• **Given request**:
Print the records again, character for character.
start
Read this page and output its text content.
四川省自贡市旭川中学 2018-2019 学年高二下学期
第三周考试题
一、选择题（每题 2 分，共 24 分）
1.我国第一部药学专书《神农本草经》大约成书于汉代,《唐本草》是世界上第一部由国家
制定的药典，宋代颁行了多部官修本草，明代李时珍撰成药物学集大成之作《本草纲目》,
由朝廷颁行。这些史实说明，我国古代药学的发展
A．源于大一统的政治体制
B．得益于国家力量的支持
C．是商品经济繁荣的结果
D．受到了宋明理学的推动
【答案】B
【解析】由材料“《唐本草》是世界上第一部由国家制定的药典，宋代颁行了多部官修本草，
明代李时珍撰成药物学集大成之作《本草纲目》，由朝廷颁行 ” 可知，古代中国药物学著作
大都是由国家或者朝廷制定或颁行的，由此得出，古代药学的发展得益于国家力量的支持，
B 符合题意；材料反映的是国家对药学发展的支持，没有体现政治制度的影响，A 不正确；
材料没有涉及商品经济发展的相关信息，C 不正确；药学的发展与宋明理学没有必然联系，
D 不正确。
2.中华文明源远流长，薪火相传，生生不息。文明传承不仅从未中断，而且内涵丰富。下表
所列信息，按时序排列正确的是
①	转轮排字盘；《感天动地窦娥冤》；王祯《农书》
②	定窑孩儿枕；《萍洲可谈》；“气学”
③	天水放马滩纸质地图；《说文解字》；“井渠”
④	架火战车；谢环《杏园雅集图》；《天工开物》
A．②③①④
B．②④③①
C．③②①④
end
• **Exercise response**:
Read this page and output its text content.
四川省自贡市旭川中学 2018-2019 学年高二下学期
第三周考试题
一、选择题（每题 2 分，共 24 分）
1.我国第一部药学专书《神农本草经》大约成书于汉代,《唐本草》是世界上第一部由国家
制定的药典，宋代颁行了多部官修本草，明代李时珍撰成药物学集大成之作《本草纲目》,
由朝廷颁行。这些史实说明，我国古代药学的发展
A．源于大一统的政治体制
B．得益于国家力量的支持
C．是商品经济繁荣的结果
D．受到了宋明理学的推动
【答案】B
【解析】由材料“《唐本草》是世界上第一部由国家制定的药典，宋代颁行了多部官修本草，
明代李时珍撰成药物学集大成之作《本草纲目》，由朝廷颁行 ” 可知，古代中国药物学著作
大都是由国家或者朝廷制定或颁行的，由此得出，古代药学的发展得益于国家力量的支持，
B 符合题意；材料反映的是国家对药学发展的支持，没有体现政治制度的影响，A 不正确；
材料没有涉及商品经济发展的相关信息，C 不正确；药学的发展与宋明理学没有必然联系，
D 不正确。
2.中华文明源远流长，薪火相传，生生不息。文明传承不仅从未中断，而且内涵丰富。下表
所列信息，按时序排列正确的是
①	转轮排字盘；《感天动地窦娥冤》；王祯《农书》
②	定窑孩儿枕；《萍洲可谈》；“气学”
③	天水放马滩纸质地图；《说文解字》；“井渠”
④	架火战车；谢环《杏园雅集图》；《天工开物》
A．②③①④
B．②④③①
C．③②①④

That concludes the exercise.